*Problem requirements*.
Copy every line below word for word. Leave the pictures out of your answer.

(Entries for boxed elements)
# # # # # # #

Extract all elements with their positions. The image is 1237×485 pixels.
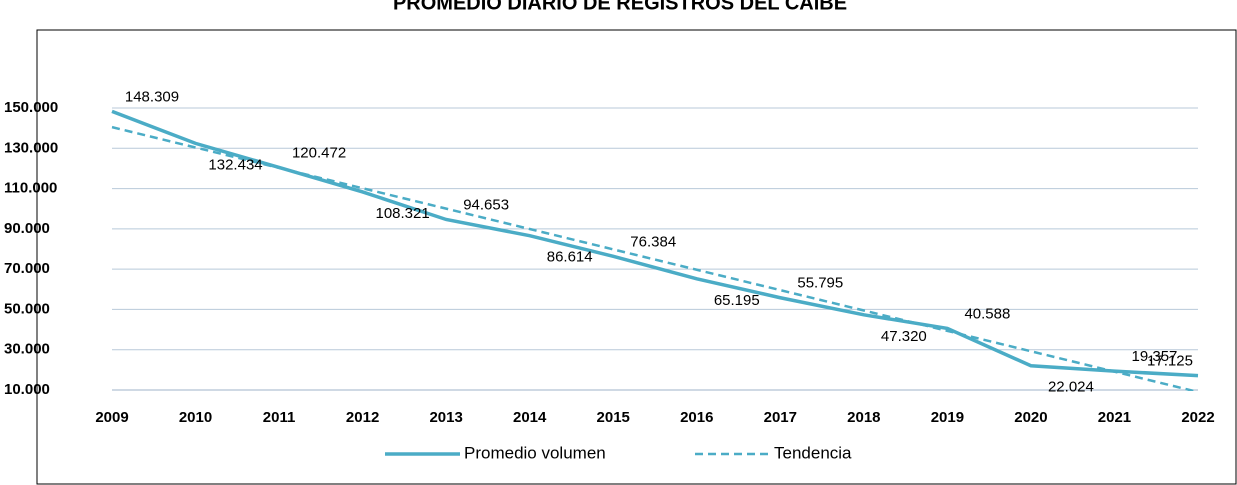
data-label: 108.321 (375, 205, 429, 222)
data-label: 86.614 (547, 249, 593, 266)
x-tick-label: 2015 (597, 409, 630, 426)
x-tick-label: 2016 (680, 409, 713, 426)
y-tick-label: 130.000 (4, 139, 58, 156)
x-tick-label: 2014 (513, 409, 547, 426)
data-label: 17.125 (1147, 353, 1193, 370)
x-tick-label: 2020 (1014, 409, 1047, 426)
data-label: 148.309 (125, 88, 179, 105)
chart-frame (36, 29, 1237, 485)
data-label: 47.320 (881, 328, 927, 345)
y-tick-label: 50.000 (4, 300, 50, 317)
data-label: 55.795 (797, 275, 843, 292)
y-tick-label: 150.000 (4, 99, 58, 116)
data-label: 19.357 (1132, 348, 1178, 365)
y-tick-label: 90.000 (4, 220, 50, 237)
x-tick-label: 2012 (346, 409, 379, 426)
y-tick-label: 110.000 (4, 180, 57, 197)
y-tick-label: 10.000 (4, 381, 50, 398)
x-tick-label: 2009 (95, 409, 128, 426)
data-label: 65.195 (714, 292, 760, 309)
x-tick-label: 2022 (1181, 409, 1214, 426)
y-tick-label: 30.000 (4, 341, 50, 358)
series-line (111, 125, 1199, 391)
x-tick-label: 2019 (931, 409, 964, 426)
chart-title: PROMEDIO DIARIO DE REGISTROS DEL CAIBE (393, 0, 847, 14)
legend-label: Promedio volumen (464, 443, 606, 462)
data-label: 40.588 (964, 305, 1010, 322)
x-tick-label: 2013 (429, 409, 462, 426)
x-tick-label: 2017 (764, 409, 797, 426)
legend-label: Tendencia (774, 443, 852, 462)
x-tick-label: 2011 (263, 409, 296, 426)
y-tick-label: 70.000 (4, 260, 50, 277)
data-label: 120.472 (292, 144, 346, 161)
x-tick-label: 2021 (1098, 409, 1131, 426)
data-label: 94.653 (463, 196, 509, 213)
data-label: 132.434 (208, 156, 262, 173)
x-tick-label: 2010 (179, 409, 212, 426)
plot-area (111, 109, 1199, 391)
data-label: 76.384 (630, 233, 676, 250)
data-label: 22.024 (1048, 379, 1094, 396)
x-tick-label: 2018 (847, 409, 880, 426)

# # # # # # #

*Final result*.
Extract all elements with their positions. The image is 1237×485 pixels.
data-label: 108.321 (375, 205, 429, 222)
data-label: 86.614 (547, 249, 593, 266)
x-tick-label: 2015 (597, 409, 630, 426)
x-tick-label: 2016 (680, 409, 713, 426)
y-tick-label: 130.000 (4, 139, 58, 156)
x-tick-label: 2014 (513, 409, 547, 426)
data-label: 17.125 (1147, 353, 1193, 370)
x-tick-label: 2020 (1014, 409, 1047, 426)
data-label: 148.309 (125, 88, 179, 105)
chart-frame (36, 29, 1237, 485)
data-label: 47.320 (881, 328, 927, 345)
y-tick-label: 50.000 (4, 300, 50, 317)
data-label: 55.795 (797, 275, 843, 292)
y-tick-label: 150.000 (4, 99, 58, 116)
data-label: 19.357 (1132, 348, 1178, 365)
y-tick-label: 90.000 (4, 220, 50, 237)
x-tick-label: 2012 (346, 409, 379, 426)
y-tick-label: 110.000 (4, 180, 57, 197)
y-tick-label: 10.000 (4, 381, 50, 398)
x-tick-label: 2009 (95, 409, 128, 426)
data-label: 65.195 (714, 292, 760, 309)
x-tick-label: 2022 (1181, 409, 1214, 426)
y-tick-label: 30.000 (4, 341, 50, 358)
series-line (111, 125, 1199, 391)
x-tick-label: 2019 (931, 409, 964, 426)
chart-title: PROMEDIO DIARIO DE REGISTROS DEL CAIBE (393, 0, 847, 14)
legend-label: Promedio volumen (464, 443, 606, 462)
data-label: 40.588 (964, 305, 1010, 322)
x-tick-label: 2013 (429, 409, 462, 426)
x-tick-label: 2017 (764, 409, 797, 426)
legend-label: Tendencia (774, 443, 852, 462)
x-tick-label: 2011 (263, 409, 296, 426)
y-tick-label: 70.000 (4, 260, 50, 277)
data-label: 120.472 (292, 144, 346, 161)
x-tick-label: 2021 (1098, 409, 1131, 426)
data-label: 94.653 (463, 196, 509, 213)
data-label: 132.434 (208, 156, 262, 173)
x-tick-label: 2010 (179, 409, 212, 426)
plot-area (111, 109, 1199, 391)
data-label: 76.384 (630, 233, 676, 250)
data-label: 22.024 (1048, 379, 1094, 396)
x-tick-label: 2018 (847, 409, 880, 426)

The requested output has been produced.